▶ _PROMPT_
Write the data below out exactly as it stands. Do not include the pictures.

***

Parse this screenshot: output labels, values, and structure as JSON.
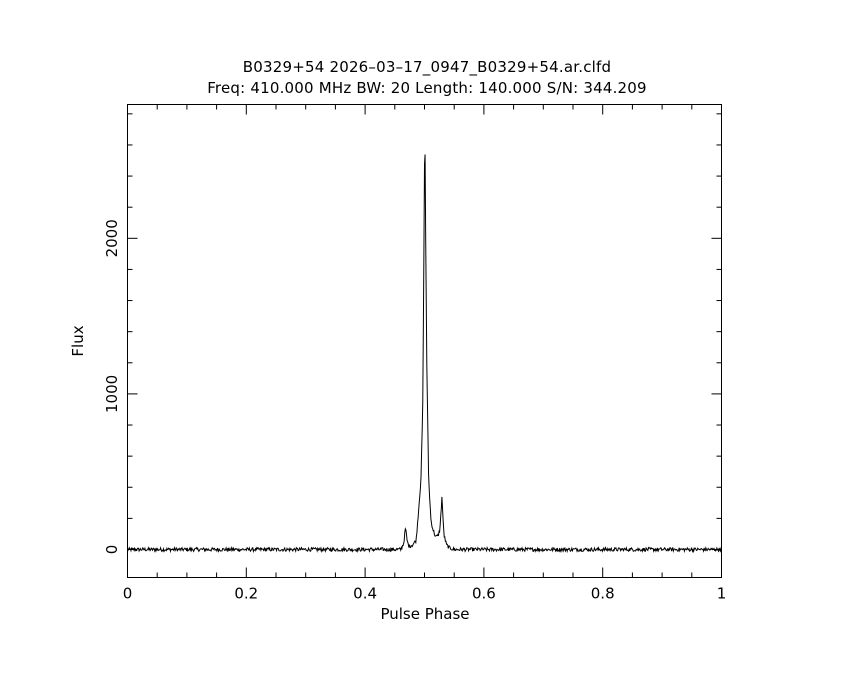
{
  "chart_data": {
    "type": "line",
    "title": "B0329+54 2026–03–17_0947_B0329+54.ar.clfd",
    "subtitle": "Freq: 410.000 MHz BW: 20 Length: 140.000 S/N: 344.209",
    "xlabel": "Pulse Phase",
    "ylabel": "Flux",
    "xlim": [
      0,
      1
    ],
    "ylim": [
      -180,
      2860
    ],
    "x_ticks": [
      0,
      0.2,
      0.4,
      0.6,
      0.8,
      1
    ],
    "x_tick_labels": [
      "0",
      "0.2",
      "0.4",
      "0.6",
      "0.8",
      "1"
    ],
    "y_ticks": [
      0,
      1000,
      2000
    ],
    "y_tick_labels": [
      "0",
      "1000",
      "2000"
    ],
    "grid": false,
    "series": [
      {
        "baseline_noise_amplitude": 12,
        "points": [
          [
            0.0,
            0
          ],
          [
            0.46,
            0
          ],
          [
            0.465,
            40
          ],
          [
            0.468,
            140
          ],
          [
            0.471,
            50
          ],
          [
            0.474,
            20
          ],
          [
            0.48,
            30
          ],
          [
            0.486,
            60
          ],
          [
            0.49,
            250
          ],
          [
            0.494,
            450
          ],
          [
            0.497,
            900
          ],
          [
            0.499,
            1900
          ],
          [
            0.5005,
            2780
          ],
          [
            0.502,
            2000
          ],
          [
            0.504,
            1150
          ],
          [
            0.507,
            450
          ],
          [
            0.511,
            180
          ],
          [
            0.515,
            120
          ],
          [
            0.519,
            80
          ],
          [
            0.523,
            90
          ],
          [
            0.526,
            130
          ],
          [
            0.528,
            250
          ],
          [
            0.5295,
            350
          ],
          [
            0.531,
            200
          ],
          [
            0.533,
            90
          ],
          [
            0.537,
            30
          ],
          [
            0.542,
            10
          ],
          [
            0.55,
            0
          ],
          [
            1.0,
            0
          ]
        ]
      }
    ]
  }
}
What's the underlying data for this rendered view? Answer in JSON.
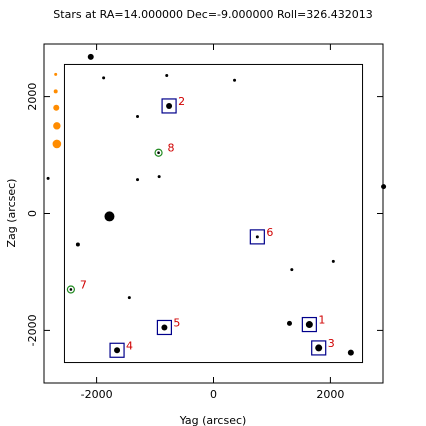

***

▶ _WRITTEN RESPONSE_
Parse this screenshot: output labels, values, and structure as JSON.
{
  "chart_data": {
    "type": "line",
    "title": "B0329+54 2026–03–17_0947_B0329+54.ar.clfd",
    "subtitle": "Freq: 410.000 MHz BW: 20 Length: 140.000 S/N: 344.209",
    "xlabel": "Pulse Phase",
    "ylabel": "Flux",
    "xlim": [
      0,
      1
    ],
    "ylim": [
      -180,
      2860
    ],
    "x_ticks": [
      0,
      0.2,
      0.4,
      0.6,
      0.8,
      1
    ],
    "x_tick_labels": [
      "0",
      "0.2",
      "0.4",
      "0.6",
      "0.8",
      "1"
    ],
    "y_ticks": [
      0,
      1000,
      2000
    ],
    "y_tick_labels": [
      "0",
      "1000",
      "2000"
    ],
    "grid": false,
    "series": [
      {
        "baseline_noise_amplitude": 12,
        "points": [
          [
            0.0,
            0
          ],
          [
            0.46,
            0
          ],
          [
            0.465,
            40
          ],
          [
            0.468,
            140
          ],
          [
            0.471,
            50
          ],
          [
            0.474,
            20
          ],
          [
            0.48,
            30
          ],
          [
            0.486,
            60
          ],
          [
            0.49,
            250
          ],
          [
            0.494,
            450
          ],
          [
            0.497,
            900
          ],
          [
            0.499,
            1900
          ],
          [
            0.5005,
            2780
          ],
          [
            0.502,
            2000
          ],
          [
            0.504,
            1150
          ],
          [
            0.507,
            450
          ],
          [
            0.511,
            180
          ],
          [
            0.515,
            120
          ],
          [
            0.519,
            80
          ],
          [
            0.523,
            90
          ],
          [
            0.526,
            130
          ],
          [
            0.528,
            250
          ],
          [
            0.5295,
            350
          ],
          [
            0.531,
            200
          ],
          [
            0.533,
            90
          ],
          [
            0.537,
            30
          ],
          [
            0.542,
            10
          ],
          [
            0.55,
            0
          ],
          [
            1.0,
            0
          ]
        ]
      }
    ]
  }
}
What's the underlying data for this rendered view? Answer in JSON.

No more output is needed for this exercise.